**** DATASET ROWS
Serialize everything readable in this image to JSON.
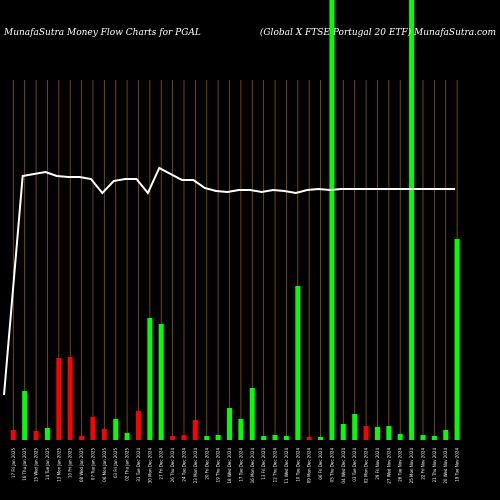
{
  "header": {
    "left_title": "MunafaSutra  Money Flow  Charts for PGAL",
    "right_title": "(Global X   FTSE Portugal 20   ETF) MunafaSutra.com"
  },
  "colors": {
    "background": "#000000",
    "grid": "#8a5a00",
    "up": "#00ff00",
    "down": "#ff0000",
    "line": "#ffffff"
  },
  "chart_data": {
    "type": "bar",
    "grid": true,
    "x": [
      "Fri 17 Jan 2025",
      "Thu 16 Jan 2025",
      "Wed 15 Jan 2025",
      "Tue 14 Jan 2025",
      "Mon 13 Jan 2025",
      "Fri 10 Jan 2025",
      "Wed 08 Jan 2025",
      "Tue 07 Jan 2025",
      "Mon 06 Jan 2025",
      "Fri 03 Jan 2025",
      "Thu 02 Jan 2025",
      "Tue 31 Dec 2024",
      "Mon 30 Dec 2024",
      "Fri 27 Dec 2024",
      "Thu 26 Dec 2024",
      "Tue 24 Dec 2024",
      "Mon 23 Dec 2024",
      "Fri 20 Dec 2024",
      "Thu 19 Dec 2024",
      "Wed 18 Dec 2024",
      "Tue 17 Dec 2024",
      "Mon 16 Dec 2024",
      "Fri 13 Dec 2024",
      "Thu 12 Dec 2024",
      "Wed 11 Dec 2024",
      "Tue 10 Dec 2024",
      "Mon 09 Dec 2024",
      "Fri 06 Dec 2024",
      "Thu 05 Dec 2024",
      "Wed 04 Dec 2024",
      "Tue 03 Dec 2024",
      "Mon 02 Dec 2024",
      "Fri 29 Nov 2024",
      "Wed 27 Nov 2024",
      "Tue 26 Nov 2024",
      "Mon 25 Nov 2024",
      "Fri 22 Nov 2024",
      "Thu 21 Nov 2024",
      "Wed 20 Nov 2024",
      "Tue 19 Nov 2024"
    ],
    "x_tick_labels": [
      "17 Fri Jan 2025",
      "16 Thu Jan 2025",
      "15 Wed Jan 2025",
      "14 Tue Jan 2025",
      "13 Mon Jan 2025",
      "10 Fri Jan 2025",
      "08 Wed Jan 2025",
      "07 Tue Jan 2025",
      "06 Mon Jan 2025",
      "03 Fri Jan 2025",
      "02 Thu Jan 2025",
      "31 Tue Dec 2024",
      "30 Mon Dec 2024",
      "27 Fri Dec 2024",
      "26 Thu Dec 2024",
      "24 Tue Dec 2024",
      "23 Mon Dec 2024",
      "20 Fri Dec 2024",
      "19 Thu Dec 2024",
      "18 Wed Dec 2024",
      "17 Tue Dec 2024",
      "16 Mon Dec 2024",
      "13 Fri Dec 2024",
      "12 Thu Dec 2024",
      "11 Wed Dec 2024",
      "10 Tue Dec 2024",
      "09 Mon Dec 2024",
      "06 Fri Dec 2024",
      "05 Thu Dec 2024",
      "04 Wed Dec 2024",
      "03 Tue Dec 2024",
      "02 Mon Dec 2024",
      "29 Fri Nov 2024",
      "27 Wed Nov 2024",
      "26 Tue Nov 2024",
      "25 Mon Nov 2024",
      "22 Fri Nov 2024",
      "21 Thu Nov 2024",
      "20 Wed Nov 2024",
      "19 Tue Nov 2024"
    ],
    "bars": [
      {
        "value": 10,
        "dir": "down"
      },
      {
        "value": 49,
        "dir": "up"
      },
      {
        "value": 9,
        "dir": "down"
      },
      {
        "value": 12,
        "dir": "up"
      },
      {
        "value": 82,
        "dir": "down"
      },
      {
        "value": 83,
        "dir": "down"
      },
      {
        "value": 4,
        "dir": "down"
      },
      {
        "value": 23,
        "dir": "down"
      },
      {
        "value": 11,
        "dir": "down"
      },
      {
        "value": 21,
        "dir": "up"
      },
      {
        "value": 7,
        "dir": "up"
      },
      {
        "value": 29,
        "dir": "down"
      },
      {
        "value": 122,
        "dir": "up"
      },
      {
        "value": 116,
        "dir": "up"
      },
      {
        "value": 4,
        "dir": "down"
      },
      {
        "value": 5,
        "dir": "down"
      },
      {
        "value": 20,
        "dir": "down"
      },
      {
        "value": 4,
        "dir": "up"
      },
      {
        "value": 5,
        "dir": "up"
      },
      {
        "value": 32,
        "dir": "up"
      },
      {
        "value": 21,
        "dir": "up"
      },
      {
        "value": 52,
        "dir": "up"
      },
      {
        "value": 4,
        "dir": "up"
      },
      {
        "value": 5,
        "dir": "up"
      },
      {
        "value": 4,
        "dir": "up"
      },
      {
        "value": 154,
        "dir": "up"
      },
      {
        "value": 3,
        "dir": "down"
      },
      {
        "value": 3,
        "dir": "up"
      },
      {
        "value": 440,
        "dir": "up"
      },
      {
        "value": 16,
        "dir": "up"
      },
      {
        "value": 26,
        "dir": "up"
      },
      {
        "value": 14,
        "dir": "down"
      },
      {
        "value": 13,
        "dir": "up"
      },
      {
        "value": 14,
        "dir": "up"
      },
      {
        "value": 6,
        "dir": "up"
      },
      {
        "value": 440,
        "dir": "up"
      },
      {
        "value": 5,
        "dir": "up"
      },
      {
        "value": 4,
        "dir": "up"
      },
      {
        "value": 10,
        "dir": "up"
      },
      {
        "value": 201,
        "dir": "up"
      }
    ],
    "price_line": [
      32,
      176,
      174,
      172,
      176,
      177,
      177,
      179,
      193,
      181,
      179,
      179,
      193,
      168,
      174,
      180,
      180,
      188,
      191,
      192,
      190,
      190,
      192,
      190,
      191,
      193,
      190,
      189,
      190,
      189,
      189,
      189,
      189,
      189,
      189,
      189,
      189,
      189,
      189,
      189
    ],
    "ylim": [
      0,
      440
    ]
  }
}
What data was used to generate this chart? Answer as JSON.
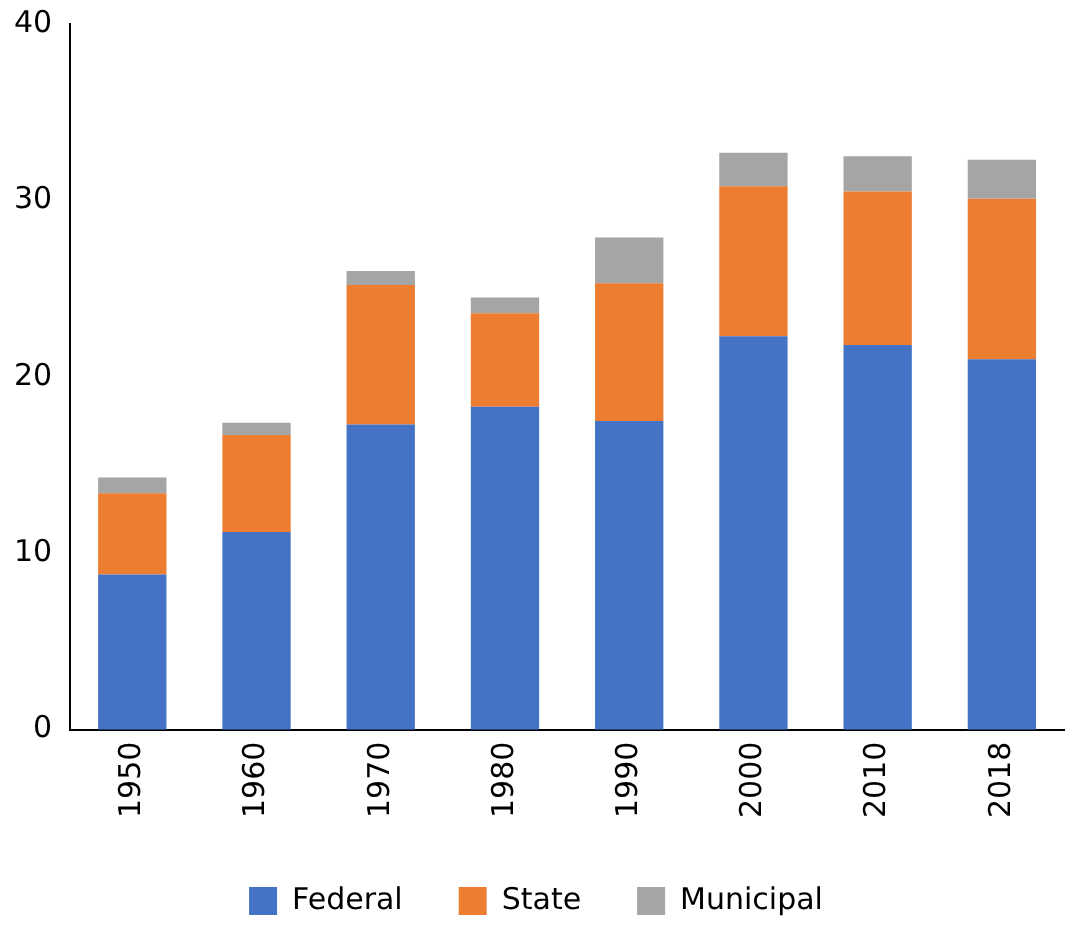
{
  "chart_data": {
    "type": "bar",
    "stacked": true,
    "categories": [
      "1950",
      "1960",
      "1970",
      "1980",
      "1990",
      "2000",
      "2010",
      "2018"
    ],
    "series": [
      {
        "name": "Federal",
        "color": "#4472c4",
        "values": [
          8.8,
          11.2,
          17.3,
          18.3,
          17.5,
          22.3,
          21.8,
          21.0
        ]
      },
      {
        "name": "State",
        "color": "#ed7d31",
        "values": [
          4.6,
          5.5,
          7.9,
          5.3,
          7.8,
          8.5,
          8.7,
          9.1
        ]
      },
      {
        "name": "Municipal",
        "color": "#a5a5a5",
        "values": [
          0.9,
          0.7,
          0.8,
          0.9,
          2.6,
          1.9,
          2.0,
          2.2
        ]
      }
    ],
    "ylim": [
      0,
      40
    ],
    "yticks": [
      0,
      10,
      20,
      30,
      40
    ],
    "grid": false,
    "legend": "bottom"
  }
}
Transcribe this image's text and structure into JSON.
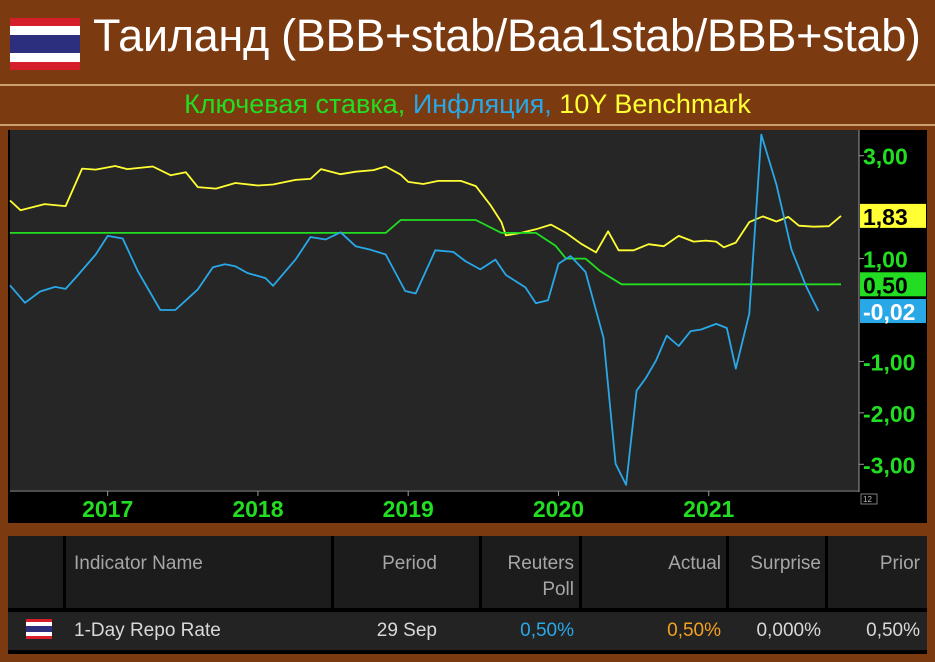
********
EXERCISE BRIEF -
All entries are to be retyped exactly. Omit any embedded images.

EXPECTED OUTPUT -
Serialize everything readable in this image to JSON.
{
  "header": {
    "left_title": "MunafaSutra  Money Flow  Charts for PGAL",
    "right_title": "(Global X   FTSE Portugal 20   ETF) MunafaSutra.com"
  },
  "colors": {
    "background": "#000000",
    "grid": "#8a5a00",
    "up": "#00ff00",
    "down": "#ff0000",
    "line": "#ffffff"
  },
  "chart_data": {
    "type": "bar",
    "grid": true,
    "x": [
      "Fri 17 Jan 2025",
      "Thu 16 Jan 2025",
      "Wed 15 Jan 2025",
      "Tue 14 Jan 2025",
      "Mon 13 Jan 2025",
      "Fri 10 Jan 2025",
      "Wed 08 Jan 2025",
      "Tue 07 Jan 2025",
      "Mon 06 Jan 2025",
      "Fri 03 Jan 2025",
      "Thu 02 Jan 2025",
      "Tue 31 Dec 2024",
      "Mon 30 Dec 2024",
      "Fri 27 Dec 2024",
      "Thu 26 Dec 2024",
      "Tue 24 Dec 2024",
      "Mon 23 Dec 2024",
      "Fri 20 Dec 2024",
      "Thu 19 Dec 2024",
      "Wed 18 Dec 2024",
      "Tue 17 Dec 2024",
      "Mon 16 Dec 2024",
      "Fri 13 Dec 2024",
      "Thu 12 Dec 2024",
      "Wed 11 Dec 2024",
      "Tue 10 Dec 2024",
      "Mon 09 Dec 2024",
      "Fri 06 Dec 2024",
      "Thu 05 Dec 2024",
      "Wed 04 Dec 2024",
      "Tue 03 Dec 2024",
      "Mon 02 Dec 2024",
      "Fri 29 Nov 2024",
      "Wed 27 Nov 2024",
      "Tue 26 Nov 2024",
      "Mon 25 Nov 2024",
      "Fri 22 Nov 2024",
      "Thu 21 Nov 2024",
      "Wed 20 Nov 2024",
      "Tue 19 Nov 2024"
    ],
    "x_tick_labels": [
      "17 Fri Jan 2025",
      "16 Thu Jan 2025",
      "15 Wed Jan 2025",
      "14 Tue Jan 2025",
      "13 Mon Jan 2025",
      "10 Fri Jan 2025",
      "08 Wed Jan 2025",
      "07 Tue Jan 2025",
      "06 Mon Jan 2025",
      "03 Fri Jan 2025",
      "02 Thu Jan 2025",
      "31 Tue Dec 2024",
      "30 Mon Dec 2024",
      "27 Fri Dec 2024",
      "26 Thu Dec 2024",
      "24 Tue Dec 2024",
      "23 Mon Dec 2024",
      "20 Fri Dec 2024",
      "19 Thu Dec 2024",
      "18 Wed Dec 2024",
      "17 Tue Dec 2024",
      "16 Mon Dec 2024",
      "13 Fri Dec 2024",
      "12 Thu Dec 2024",
      "11 Wed Dec 2024",
      "10 Tue Dec 2024",
      "09 Mon Dec 2024",
      "06 Fri Dec 2024",
      "05 Thu Dec 2024",
      "04 Wed Dec 2024",
      "03 Tue Dec 2024",
      "02 Mon Dec 2024",
      "29 Fri Nov 2024",
      "27 Wed Nov 2024",
      "26 Tue Nov 2024",
      "25 Mon Nov 2024",
      "22 Fri Nov 2024",
      "21 Thu Nov 2024",
      "20 Wed Nov 2024",
      "19 Tue Nov 2024"
    ],
    "bars": [
      {
        "value": 10,
        "dir": "down"
      },
      {
        "value": 49,
        "dir": "up"
      },
      {
        "value": 9,
        "dir": "down"
      },
      {
        "value": 12,
        "dir": "up"
      },
      {
        "value": 82,
        "dir": "down"
      },
      {
        "value": 83,
        "dir": "down"
      },
      {
        "value": 4,
        "dir": "down"
      },
      {
        "value": 23,
        "dir": "down"
      },
      {
        "value": 11,
        "dir": "down"
      },
      {
        "value": 21,
        "dir": "up"
      },
      {
        "value": 7,
        "dir": "up"
      },
      {
        "value": 29,
        "dir": "down"
      },
      {
        "value": 122,
        "dir": "up"
      },
      {
        "value": 116,
        "dir": "up"
      },
      {
        "value": 4,
        "dir": "down"
      },
      {
        "value": 5,
        "dir": "down"
      },
      {
        "value": 20,
        "dir": "down"
      },
      {
        "value": 4,
        "dir": "up"
      },
      {
        "value": 5,
        "dir": "up"
      },
      {
        "value": 32,
        "dir": "up"
      },
      {
        "value": 21,
        "dir": "up"
      },
      {
        "value": 52,
        "dir": "up"
      },
      {
        "value": 4,
        "dir": "up"
      },
      {
        "value": 5,
        "dir": "up"
      },
      {
        "value": 4,
        "dir": "up"
      },
      {
        "value": 154,
        "dir": "up"
      },
      {
        "value": 3,
        "dir": "down"
      },
      {
        "value": 3,
        "dir": "up"
      },
      {
        "value": 440,
        "dir": "up"
      },
      {
        "value": 16,
        "dir": "up"
      },
      {
        "value": 26,
        "dir": "up"
      },
      {
        "value": 14,
        "dir": "down"
      },
      {
        "value": 13,
        "dir": "up"
      },
      {
        "value": 14,
        "dir": "up"
      },
      {
        "value": 6,
        "dir": "up"
      },
      {
        "value": 440,
        "dir": "up"
      },
      {
        "value": 5,
        "dir": "up"
      },
      {
        "value": 4,
        "dir": "up"
      },
      {
        "value": 10,
        "dir": "up"
      },
      {
        "value": 201,
        "dir": "up"
      }
    ],
    "price_line": [
      32,
      176,
      174,
      172,
      176,
      177,
      177,
      179,
      193,
      181,
      179,
      179,
      193,
      168,
      174,
      180,
      180,
      188,
      191,
      192,
      190,
      190,
      192,
      190,
      191,
      193,
      190,
      189,
      190,
      189,
      189,
      189,
      189,
      189,
      189,
      189,
      189,
      189,
      189,
      189
    ],
    "ylim": [
      0,
      440
    ]
  }
}
What data was used to generate this chart? Answer as JSON.
{
  "chart_data": {
    "type": "bar",
    "stacked": true,
    "categories": [
      "1950",
      "1960",
      "1970",
      "1980",
      "1990",
      "2000",
      "2010",
      "2018"
    ],
    "series": [
      {
        "name": "Federal",
        "color": "#4472c4",
        "values": [
          8.8,
          11.2,
          17.3,
          18.3,
          17.5,
          22.3,
          21.8,
          21.0
        ]
      },
      {
        "name": "State",
        "color": "#ed7d31",
        "values": [
          4.6,
          5.5,
          7.9,
          5.3,
          7.8,
          8.5,
          8.7,
          9.1
        ]
      },
      {
        "name": "Municipal",
        "color": "#a5a5a5",
        "values": [
          0.9,
          0.7,
          0.8,
          0.9,
          2.6,
          1.9,
          2.0,
          2.2
        ]
      }
    ],
    "ylim": [
      0,
      40
    ],
    "yticks": [
      0,
      10,
      20,
      30,
      40
    ],
    "grid": false,
    "legend": "bottom"
  }
}
Transcribe this image's text and structure into JSON.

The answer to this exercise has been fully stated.